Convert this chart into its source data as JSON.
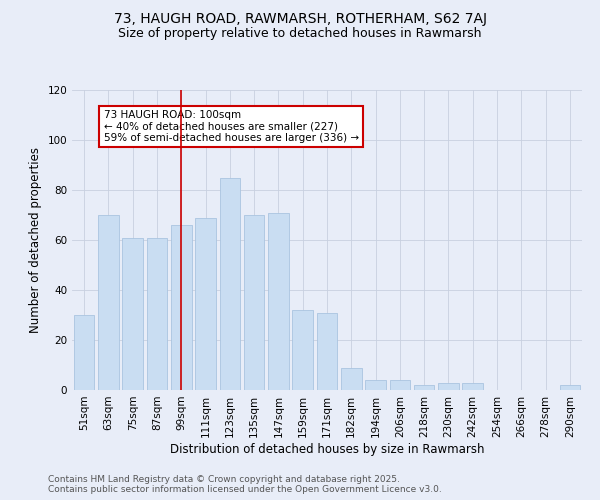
{
  "title_line1": "73, HAUGH ROAD, RAWMARSH, ROTHERHAM, S62 7AJ",
  "title_line2": "Size of property relative to detached houses in Rawmarsh",
  "xlabel": "Distribution of detached houses by size in Rawmarsh",
  "ylabel": "Number of detached properties",
  "categories": [
    "51sqm",
    "63sqm",
    "75sqm",
    "87sqm",
    "99sqm",
    "111sqm",
    "123sqm",
    "135sqm",
    "147sqm",
    "159sqm",
    "171sqm",
    "182sqm",
    "194sqm",
    "206sqm",
    "218sqm",
    "230sqm",
    "242sqm",
    "254sqm",
    "266sqm",
    "278sqm",
    "290sqm"
  ],
  "values": [
    30,
    70,
    61,
    61,
    66,
    69,
    85,
    70,
    71,
    32,
    31,
    9,
    4,
    4,
    2,
    3,
    3,
    0,
    0,
    0,
    2
  ],
  "bar_color": "#c9ddf2",
  "bar_edge_color": "#aac4e0",
  "vline_x": 4,
  "vline_color": "#cc0000",
  "annotation_text": "73 HAUGH ROAD: 100sqm\n← 40% of detached houses are smaller (227)\n59% of semi-detached houses are larger (336) →",
  "annotation_box_facecolor": "#ffffff",
  "annotation_box_edgecolor": "#cc0000",
  "ylim": [
    0,
    120
  ],
  "yticks": [
    0,
    20,
    40,
    60,
    80,
    100,
    120
  ],
  "grid_color": "#c8d0e0",
  "background_color": "#e8edf8",
  "footer_line1": "Contains HM Land Registry data © Crown copyright and database right 2025.",
  "footer_line2": "Contains public sector information licensed under the Open Government Licence v3.0.",
  "title_fontsize": 10,
  "subtitle_fontsize": 9,
  "axis_label_fontsize": 8.5,
  "tick_fontsize": 7.5,
  "annotation_fontsize": 7.5,
  "footer_fontsize": 6.5
}
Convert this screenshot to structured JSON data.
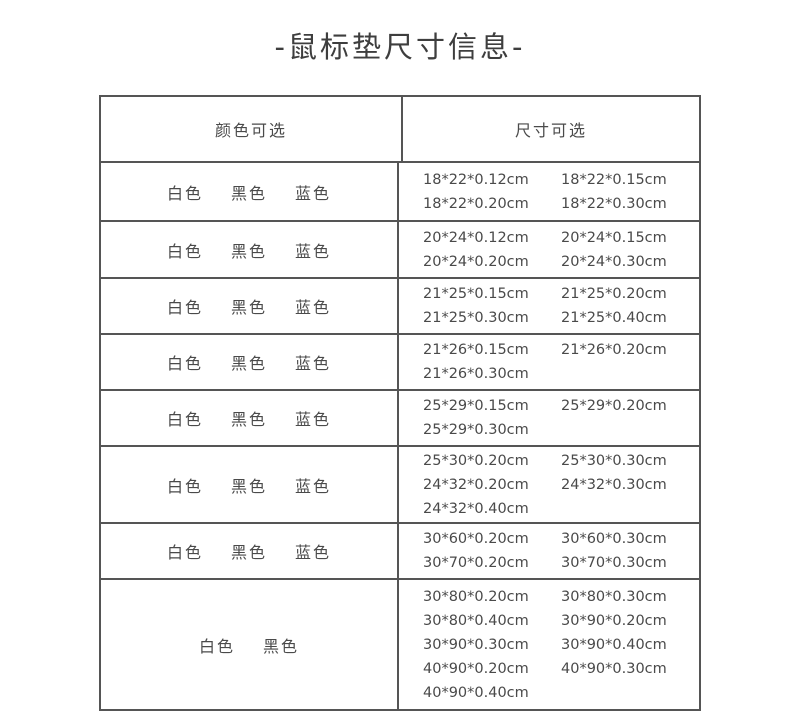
{
  "title": "-鼠标垫尺寸信息-",
  "headers": {
    "colors": "颜色可选",
    "sizes": "尺寸可选"
  },
  "rows": [
    {
      "colors": [
        "白色",
        "黑色",
        "蓝色"
      ],
      "sizes": [
        "18*22*0.12cm",
        "18*22*0.15cm",
        "18*22*0.20cm",
        "18*22*0.30cm"
      ]
    },
    {
      "colors": [
        "白色",
        "黑色",
        "蓝色"
      ],
      "sizes": [
        "20*24*0.12cm",
        "20*24*0.15cm",
        "20*24*0.20cm",
        "20*24*0.30cm"
      ]
    },
    {
      "colors": [
        "白色",
        "黑色",
        "蓝色"
      ],
      "sizes": [
        "21*25*0.15cm",
        "21*25*0.20cm",
        "21*25*0.30cm",
        "21*25*0.40cm"
      ]
    },
    {
      "colors": [
        "白色",
        "黑色",
        "蓝色"
      ],
      "sizes": [
        "21*26*0.15cm",
        "21*26*0.20cm",
        "21*26*0.30cm"
      ]
    },
    {
      "colors": [
        "白色",
        "黑色",
        "蓝色"
      ],
      "sizes": [
        "25*29*0.15cm",
        "25*29*0.20cm",
        "25*29*0.30cm"
      ]
    },
    {
      "colors": [
        "白色",
        "黑色",
        "蓝色"
      ],
      "sizes": [
        "25*30*0.20cm",
        "25*30*0.30cm",
        "24*32*0.20cm",
        "24*32*0.30cm",
        "24*32*0.40cm"
      ]
    },
    {
      "colors": [
        "白色",
        "黑色",
        "蓝色"
      ],
      "sizes": [
        "30*60*0.20cm",
        "30*60*0.30cm",
        "30*70*0.20cm",
        "30*70*0.30cm"
      ]
    },
    {
      "colors": [
        "白色",
        "黑色"
      ],
      "sizes": [
        "30*80*0.20cm",
        "30*80*0.30cm",
        "30*80*0.40cm",
        "30*90*0.20cm",
        "30*90*0.30cm",
        "30*90*0.40cm",
        "40*90*0.20cm",
        "40*90*0.30cm",
        "40*90*0.40cm"
      ]
    }
  ]
}
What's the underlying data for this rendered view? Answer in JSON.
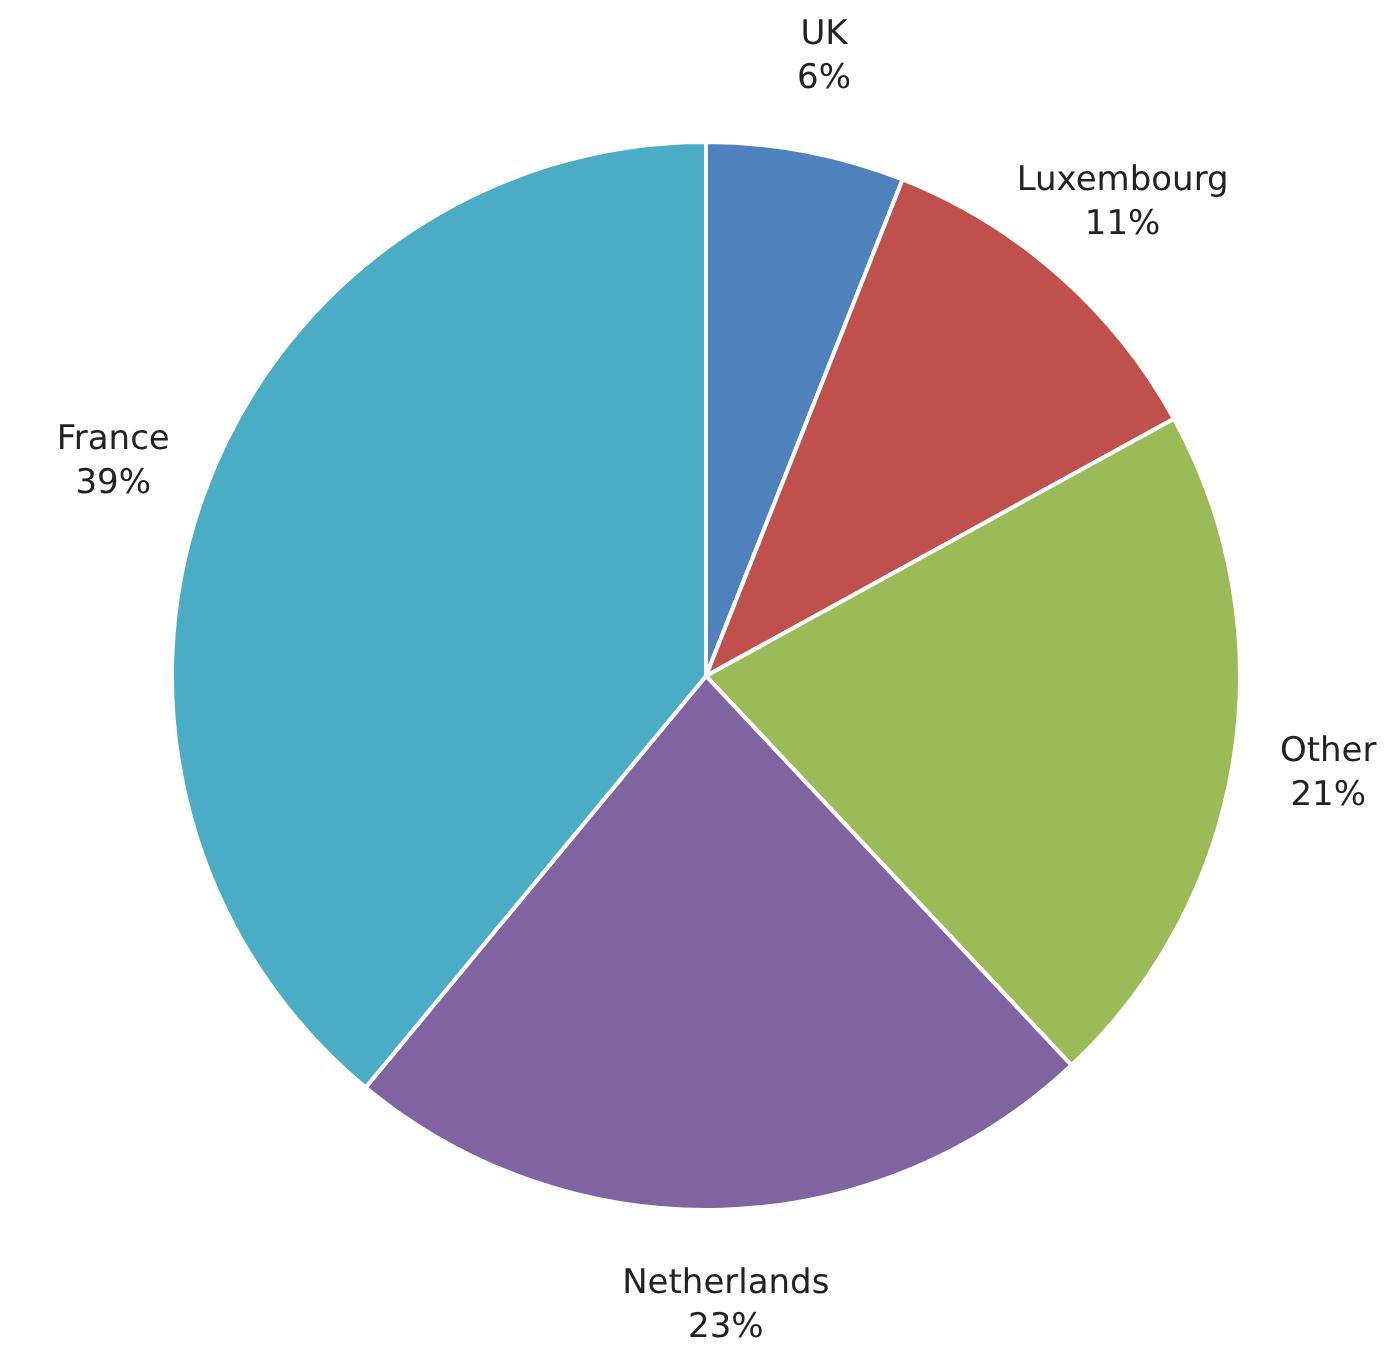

-------

- Short task
Collect every line from the records above that contains the word "data".

- Written answer
Convert this chart into its source data as JSON.
  "footer_line1": "Contains HM Land Registry data © Crown copyright and database right 2025.",
Convert this screenshot to structured JSON data.
What's the underlying data for this rendered view? Answer in JSON.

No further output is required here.